TASK STATEMENT — Extract all lines that hold the string "Training".

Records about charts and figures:
########################################
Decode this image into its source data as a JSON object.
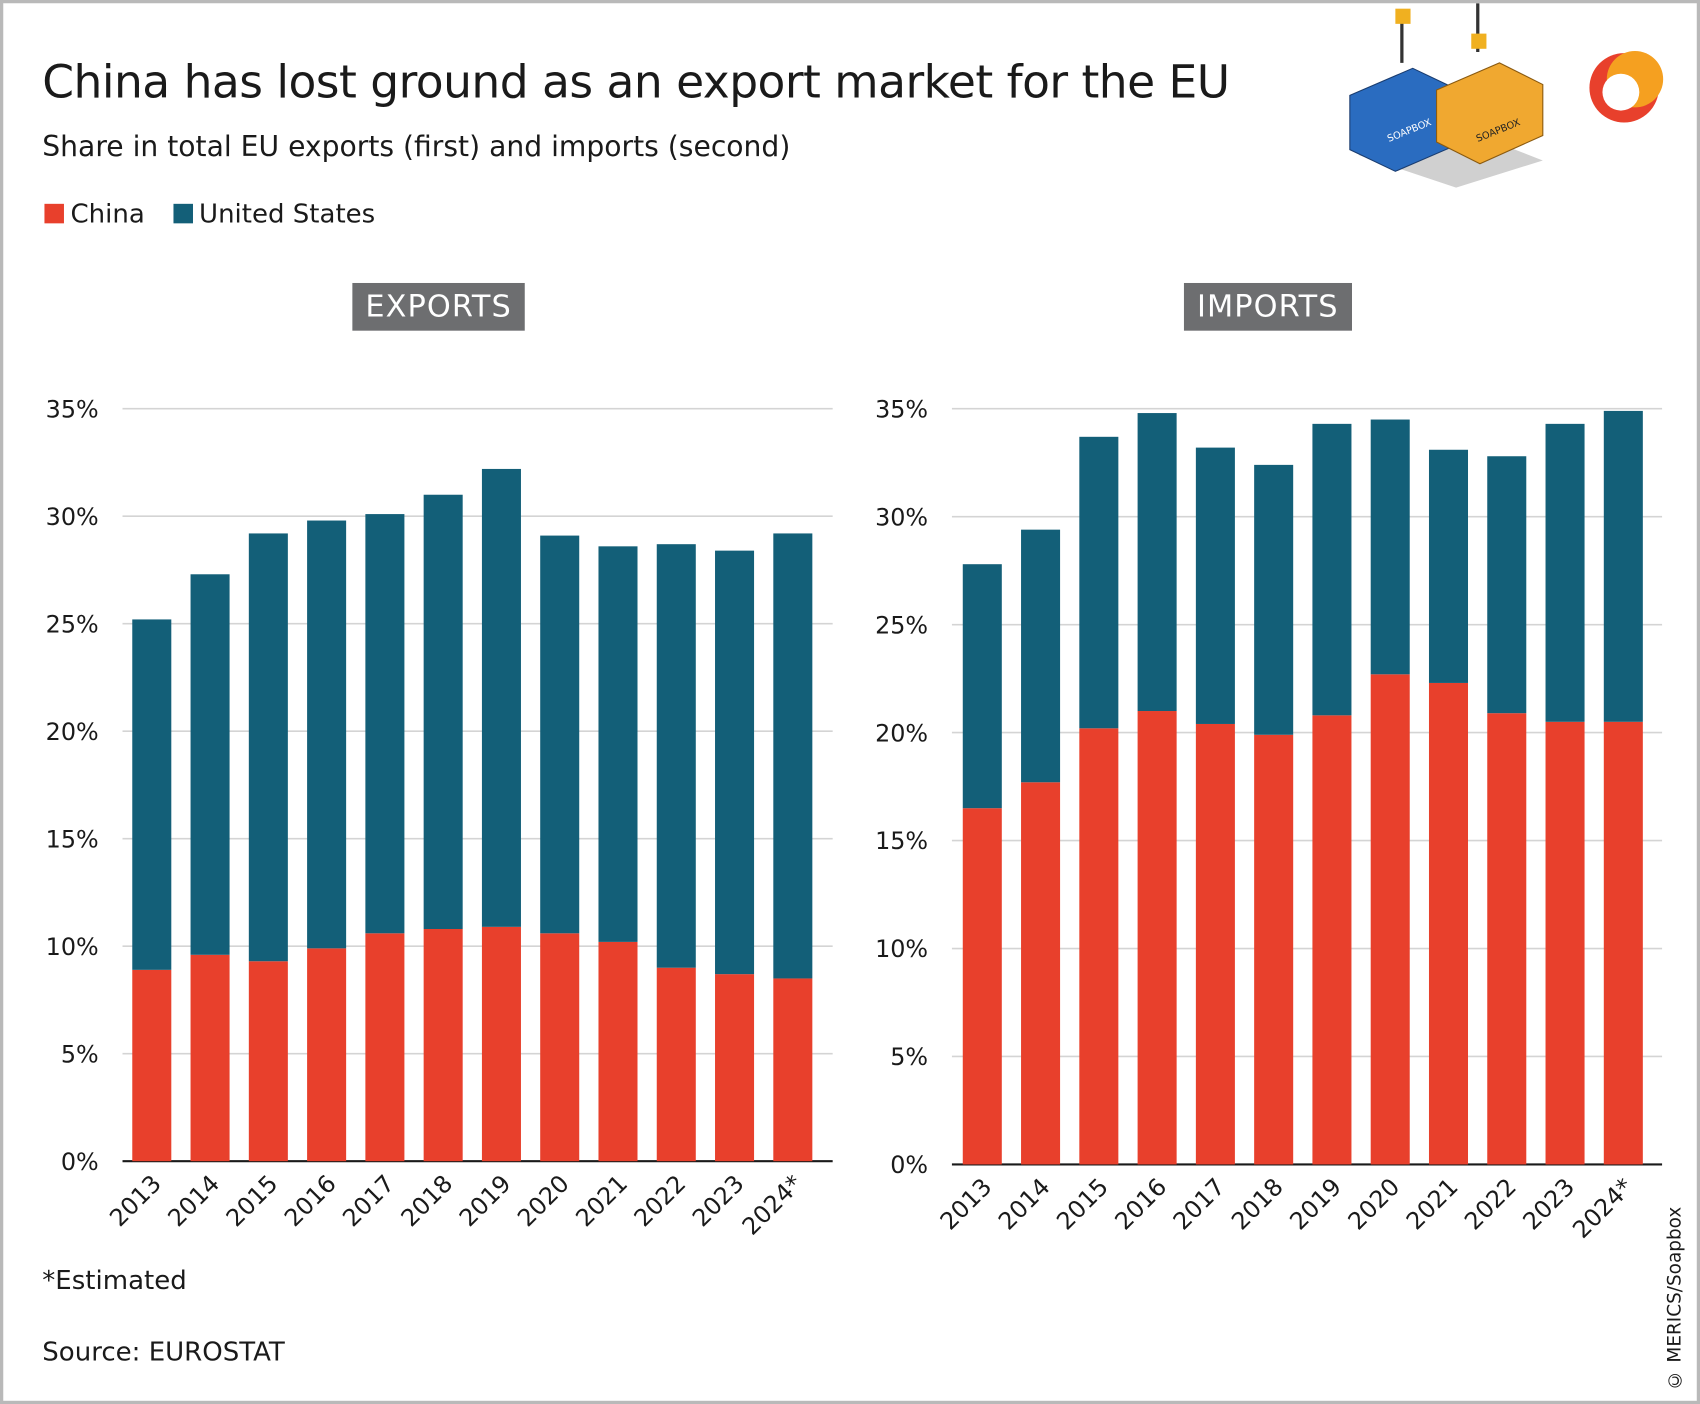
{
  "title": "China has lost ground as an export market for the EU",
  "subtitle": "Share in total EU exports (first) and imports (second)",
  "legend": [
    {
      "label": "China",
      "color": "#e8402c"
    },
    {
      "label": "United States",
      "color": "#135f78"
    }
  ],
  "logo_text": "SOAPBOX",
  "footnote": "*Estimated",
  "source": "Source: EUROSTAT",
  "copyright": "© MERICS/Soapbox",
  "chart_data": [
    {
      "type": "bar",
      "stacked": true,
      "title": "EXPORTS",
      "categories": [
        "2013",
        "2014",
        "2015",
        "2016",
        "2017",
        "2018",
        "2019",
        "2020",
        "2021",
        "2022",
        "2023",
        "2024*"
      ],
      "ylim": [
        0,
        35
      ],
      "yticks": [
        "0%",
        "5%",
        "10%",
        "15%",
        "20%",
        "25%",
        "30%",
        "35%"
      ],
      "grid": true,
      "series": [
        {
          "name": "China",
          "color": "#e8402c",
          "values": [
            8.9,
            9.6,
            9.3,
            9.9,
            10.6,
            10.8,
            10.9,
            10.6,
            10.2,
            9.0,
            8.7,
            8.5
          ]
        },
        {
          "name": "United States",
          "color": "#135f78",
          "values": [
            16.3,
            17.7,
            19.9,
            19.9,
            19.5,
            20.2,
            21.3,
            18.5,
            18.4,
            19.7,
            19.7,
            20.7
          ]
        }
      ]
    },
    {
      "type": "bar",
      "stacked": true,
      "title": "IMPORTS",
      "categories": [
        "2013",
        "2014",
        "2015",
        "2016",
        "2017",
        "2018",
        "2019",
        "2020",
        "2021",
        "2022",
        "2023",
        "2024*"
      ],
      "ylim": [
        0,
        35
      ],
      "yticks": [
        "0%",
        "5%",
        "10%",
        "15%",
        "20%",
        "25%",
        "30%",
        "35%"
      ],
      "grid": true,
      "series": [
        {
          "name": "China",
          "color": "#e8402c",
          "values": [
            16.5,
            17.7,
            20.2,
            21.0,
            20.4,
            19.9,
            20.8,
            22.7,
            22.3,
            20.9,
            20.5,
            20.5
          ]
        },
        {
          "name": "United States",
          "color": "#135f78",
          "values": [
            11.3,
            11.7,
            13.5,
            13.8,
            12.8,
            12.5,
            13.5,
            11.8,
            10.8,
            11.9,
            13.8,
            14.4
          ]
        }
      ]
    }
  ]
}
########################################
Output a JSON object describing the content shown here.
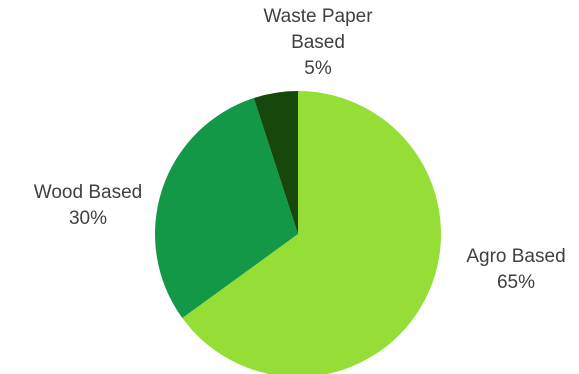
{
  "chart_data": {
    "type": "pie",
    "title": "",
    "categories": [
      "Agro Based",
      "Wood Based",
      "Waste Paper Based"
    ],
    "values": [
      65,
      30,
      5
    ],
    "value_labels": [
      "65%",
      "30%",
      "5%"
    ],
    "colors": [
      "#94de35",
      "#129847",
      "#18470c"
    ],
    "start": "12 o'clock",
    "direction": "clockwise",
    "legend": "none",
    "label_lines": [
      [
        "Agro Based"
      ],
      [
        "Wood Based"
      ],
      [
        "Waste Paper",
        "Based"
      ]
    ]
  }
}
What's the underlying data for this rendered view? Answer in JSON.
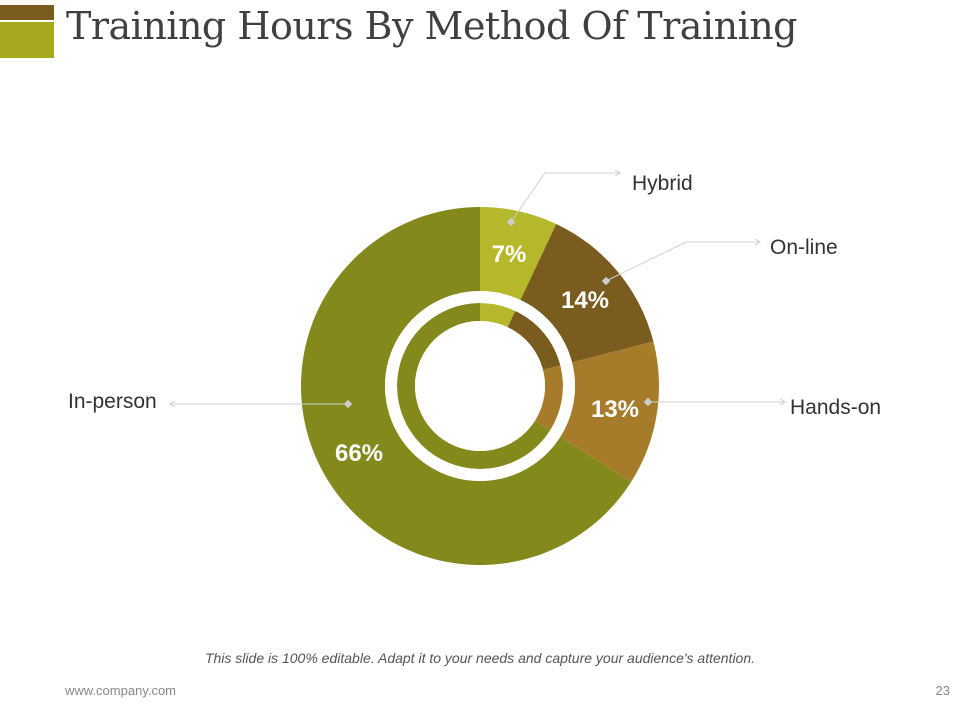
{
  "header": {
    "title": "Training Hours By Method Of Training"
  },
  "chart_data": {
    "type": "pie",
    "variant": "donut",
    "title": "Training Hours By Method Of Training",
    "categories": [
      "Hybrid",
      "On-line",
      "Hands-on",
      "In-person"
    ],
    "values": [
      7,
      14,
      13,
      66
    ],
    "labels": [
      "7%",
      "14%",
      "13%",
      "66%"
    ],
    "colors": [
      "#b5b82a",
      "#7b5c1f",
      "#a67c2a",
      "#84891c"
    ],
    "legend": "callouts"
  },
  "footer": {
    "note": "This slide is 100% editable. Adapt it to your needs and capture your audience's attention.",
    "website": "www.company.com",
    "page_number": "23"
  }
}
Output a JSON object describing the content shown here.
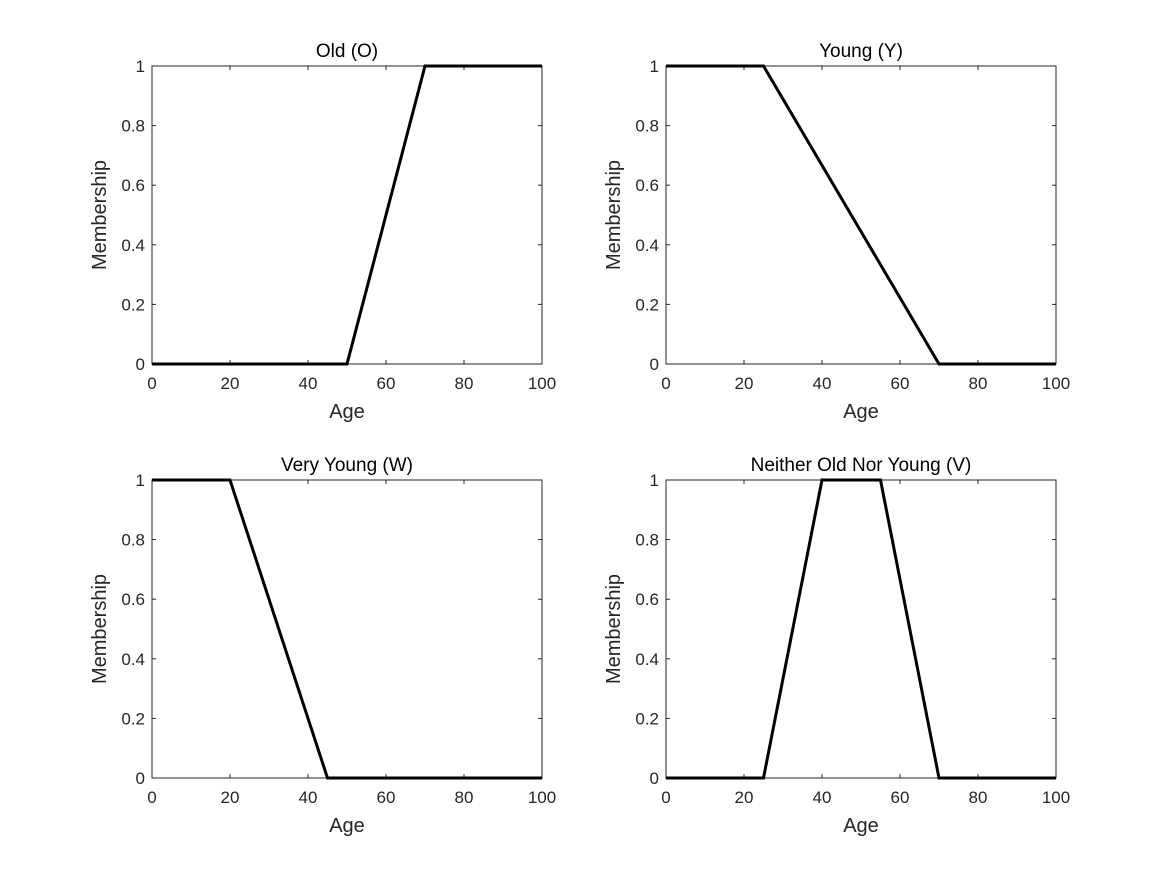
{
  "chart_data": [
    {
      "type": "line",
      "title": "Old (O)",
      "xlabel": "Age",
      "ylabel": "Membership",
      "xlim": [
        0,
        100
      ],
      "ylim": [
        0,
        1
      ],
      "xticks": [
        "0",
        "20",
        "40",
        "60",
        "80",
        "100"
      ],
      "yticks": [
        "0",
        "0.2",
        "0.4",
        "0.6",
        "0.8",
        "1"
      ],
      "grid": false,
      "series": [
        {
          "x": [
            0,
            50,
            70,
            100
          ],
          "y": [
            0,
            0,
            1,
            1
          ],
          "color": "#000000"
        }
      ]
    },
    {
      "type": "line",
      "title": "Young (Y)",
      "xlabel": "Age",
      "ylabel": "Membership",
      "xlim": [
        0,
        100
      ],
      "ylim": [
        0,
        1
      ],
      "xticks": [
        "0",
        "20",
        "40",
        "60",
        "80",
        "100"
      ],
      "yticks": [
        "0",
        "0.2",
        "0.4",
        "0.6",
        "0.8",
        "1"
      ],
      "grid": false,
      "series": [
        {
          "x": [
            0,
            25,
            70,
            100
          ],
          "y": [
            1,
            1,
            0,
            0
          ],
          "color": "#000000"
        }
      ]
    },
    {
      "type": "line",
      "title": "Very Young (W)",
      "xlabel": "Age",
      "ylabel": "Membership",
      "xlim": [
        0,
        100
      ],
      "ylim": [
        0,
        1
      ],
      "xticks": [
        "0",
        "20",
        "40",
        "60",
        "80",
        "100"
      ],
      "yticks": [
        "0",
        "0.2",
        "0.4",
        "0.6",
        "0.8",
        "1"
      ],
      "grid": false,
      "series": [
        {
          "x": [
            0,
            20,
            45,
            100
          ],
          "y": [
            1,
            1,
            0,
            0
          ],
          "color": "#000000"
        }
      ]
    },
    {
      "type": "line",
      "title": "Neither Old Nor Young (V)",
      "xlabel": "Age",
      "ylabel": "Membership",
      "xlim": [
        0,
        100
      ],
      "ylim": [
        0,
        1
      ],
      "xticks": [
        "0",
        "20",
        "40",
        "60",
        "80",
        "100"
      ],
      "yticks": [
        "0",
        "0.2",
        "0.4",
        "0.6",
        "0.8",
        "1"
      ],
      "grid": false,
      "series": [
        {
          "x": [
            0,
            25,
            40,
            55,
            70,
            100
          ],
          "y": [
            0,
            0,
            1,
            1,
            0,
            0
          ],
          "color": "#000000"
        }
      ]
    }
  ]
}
########################################
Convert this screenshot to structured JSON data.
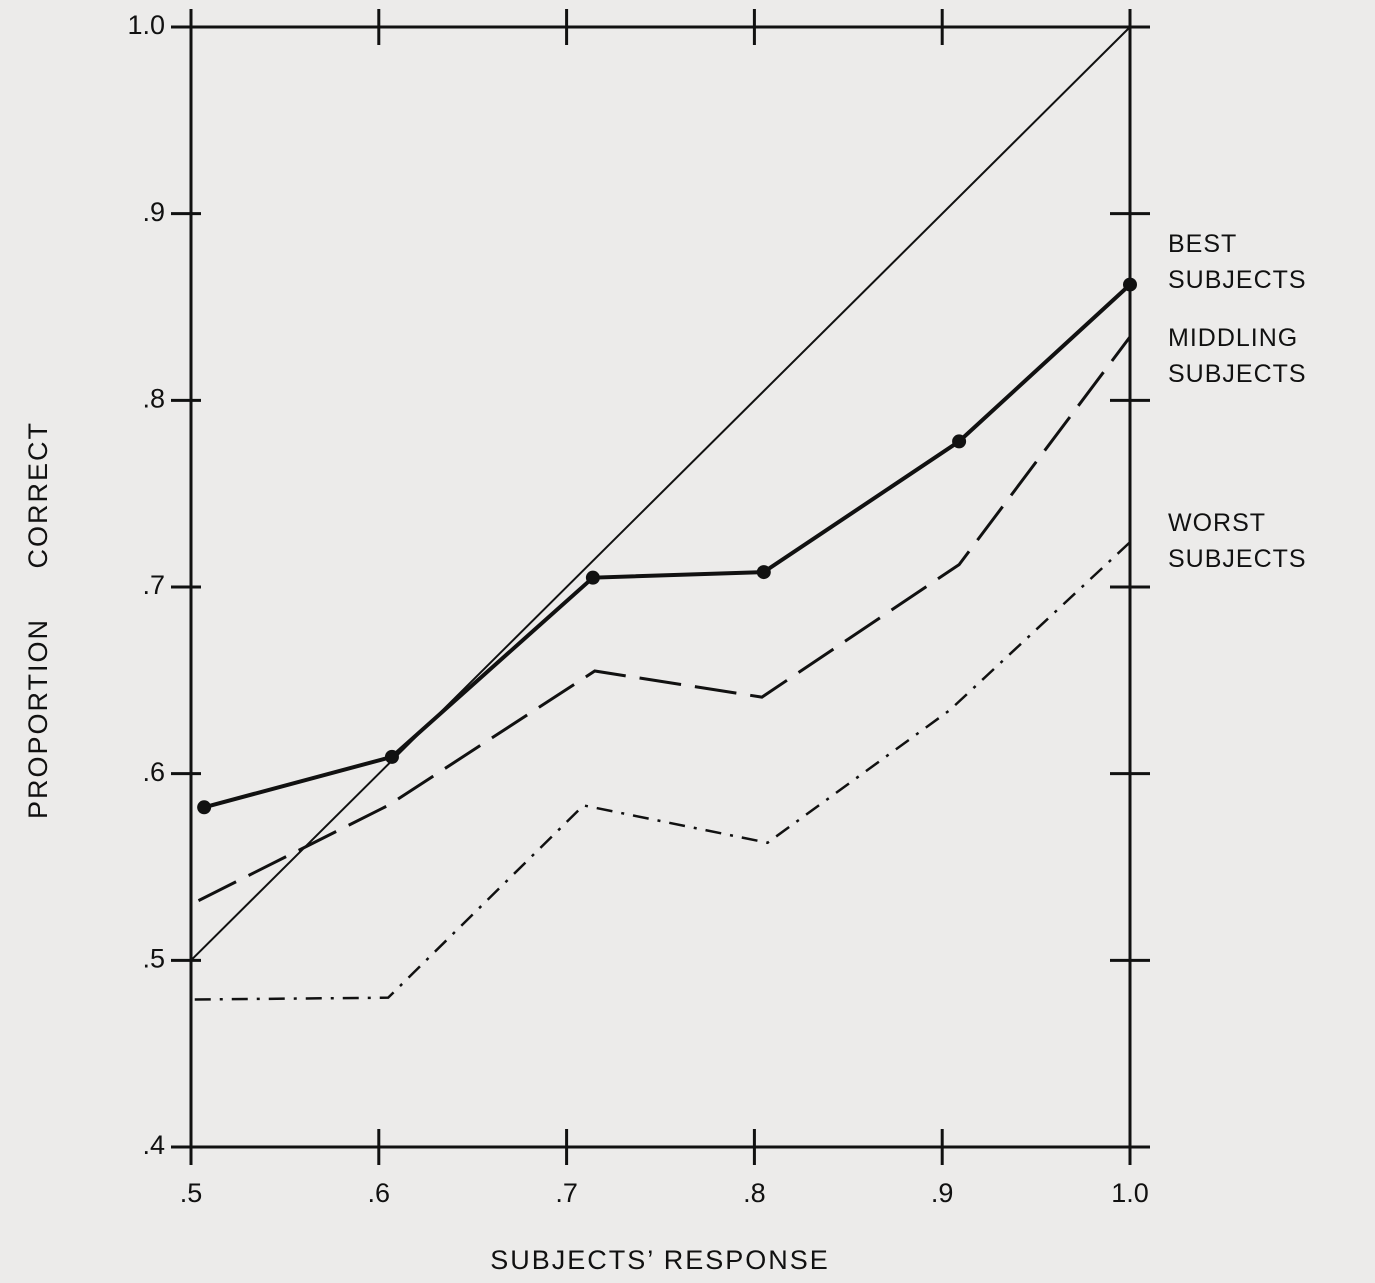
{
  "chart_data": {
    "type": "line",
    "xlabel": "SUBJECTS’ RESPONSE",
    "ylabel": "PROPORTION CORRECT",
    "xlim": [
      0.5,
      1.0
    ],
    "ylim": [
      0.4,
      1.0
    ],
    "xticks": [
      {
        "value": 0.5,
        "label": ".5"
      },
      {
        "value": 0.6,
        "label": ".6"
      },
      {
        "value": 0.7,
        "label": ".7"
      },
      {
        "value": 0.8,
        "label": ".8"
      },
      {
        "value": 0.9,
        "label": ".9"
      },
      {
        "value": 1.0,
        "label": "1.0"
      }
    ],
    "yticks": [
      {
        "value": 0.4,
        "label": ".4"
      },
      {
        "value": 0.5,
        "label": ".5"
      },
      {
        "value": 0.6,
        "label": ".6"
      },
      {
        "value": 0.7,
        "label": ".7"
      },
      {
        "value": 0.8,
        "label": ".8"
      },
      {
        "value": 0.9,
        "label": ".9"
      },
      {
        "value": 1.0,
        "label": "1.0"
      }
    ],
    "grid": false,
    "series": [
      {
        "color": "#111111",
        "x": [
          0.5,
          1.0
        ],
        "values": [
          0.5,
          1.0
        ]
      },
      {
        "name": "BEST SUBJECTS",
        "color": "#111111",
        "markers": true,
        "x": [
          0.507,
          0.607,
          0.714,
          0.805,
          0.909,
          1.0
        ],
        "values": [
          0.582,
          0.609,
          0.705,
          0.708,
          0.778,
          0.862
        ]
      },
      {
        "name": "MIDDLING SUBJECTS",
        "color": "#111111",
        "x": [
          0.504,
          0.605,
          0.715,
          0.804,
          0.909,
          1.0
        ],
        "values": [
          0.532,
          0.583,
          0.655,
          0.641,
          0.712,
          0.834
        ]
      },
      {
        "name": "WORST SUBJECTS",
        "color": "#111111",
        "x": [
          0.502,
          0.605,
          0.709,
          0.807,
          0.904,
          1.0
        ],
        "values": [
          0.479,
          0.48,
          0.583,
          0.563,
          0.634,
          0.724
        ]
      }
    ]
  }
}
########################################
EXERCISE OUTPUT —
    "title": "Training Hours By Method Of Training"
    "title": "Training Hours By Method Of Training",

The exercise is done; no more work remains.